• What you have to do:
Quote the whole listing verbatim.

** START Data supplied **

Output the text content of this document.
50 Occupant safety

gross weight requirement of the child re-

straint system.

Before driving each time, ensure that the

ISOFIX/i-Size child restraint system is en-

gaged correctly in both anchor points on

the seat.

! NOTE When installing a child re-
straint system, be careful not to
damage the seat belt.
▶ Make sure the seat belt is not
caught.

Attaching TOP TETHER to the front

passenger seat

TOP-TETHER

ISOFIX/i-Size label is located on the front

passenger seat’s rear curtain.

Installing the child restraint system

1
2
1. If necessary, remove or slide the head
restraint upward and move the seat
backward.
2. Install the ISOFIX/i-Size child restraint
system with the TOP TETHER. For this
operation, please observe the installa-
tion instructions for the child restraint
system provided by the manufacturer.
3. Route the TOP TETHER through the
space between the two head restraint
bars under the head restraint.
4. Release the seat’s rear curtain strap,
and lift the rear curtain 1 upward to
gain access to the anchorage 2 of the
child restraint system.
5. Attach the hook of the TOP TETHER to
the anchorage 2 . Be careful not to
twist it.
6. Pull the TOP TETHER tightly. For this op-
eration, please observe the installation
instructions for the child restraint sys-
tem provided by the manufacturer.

** END Data supplied **

• Problem solution:
Output the text content of this document.
50 Occupant safety

gross weight requirement of the child re-

straint system.

Before driving each time, ensure that the

ISOFIX/i-Size child restraint system is en-

gaged correctly in both anchor points on

the seat.

! NOTE When installing a child re-
straint system, be careful not to
damage the seat belt.
▶ Make sure the seat belt is not
caught.

Attaching TOP TETHER to the front

passenger seat

TOP-TETHER

ISOFIX/i-Size label is located on the front

passenger seat’s rear curtain.

Installing the child restraint system

1
2
1. If necessary, remove or slide the head
restraint upward and move the seat
backward.
2. Install the ISOFIX/i-Size child restraint
system with the TOP TETHER. For this
operation, please observe the installa-
tion instructions for the child restraint
system provided by the manufacturer.
3. Route the TOP TETHER through the
space between the two head restraint
bars under the head restraint.
4. Release the seat’s rear curtain strap,
and lift the rear curtain 1 upward to
gain access to the anchorage 2 of the
child restraint system.
5. Attach the hook of the TOP TETHER to
the anchorage 2 . Be careful not to
twist it.
6. Pull the TOP TETHER tightly. For this op-
eration, please observe the installation
instructions for the child restraint sys-
tem provided by the manufacturer.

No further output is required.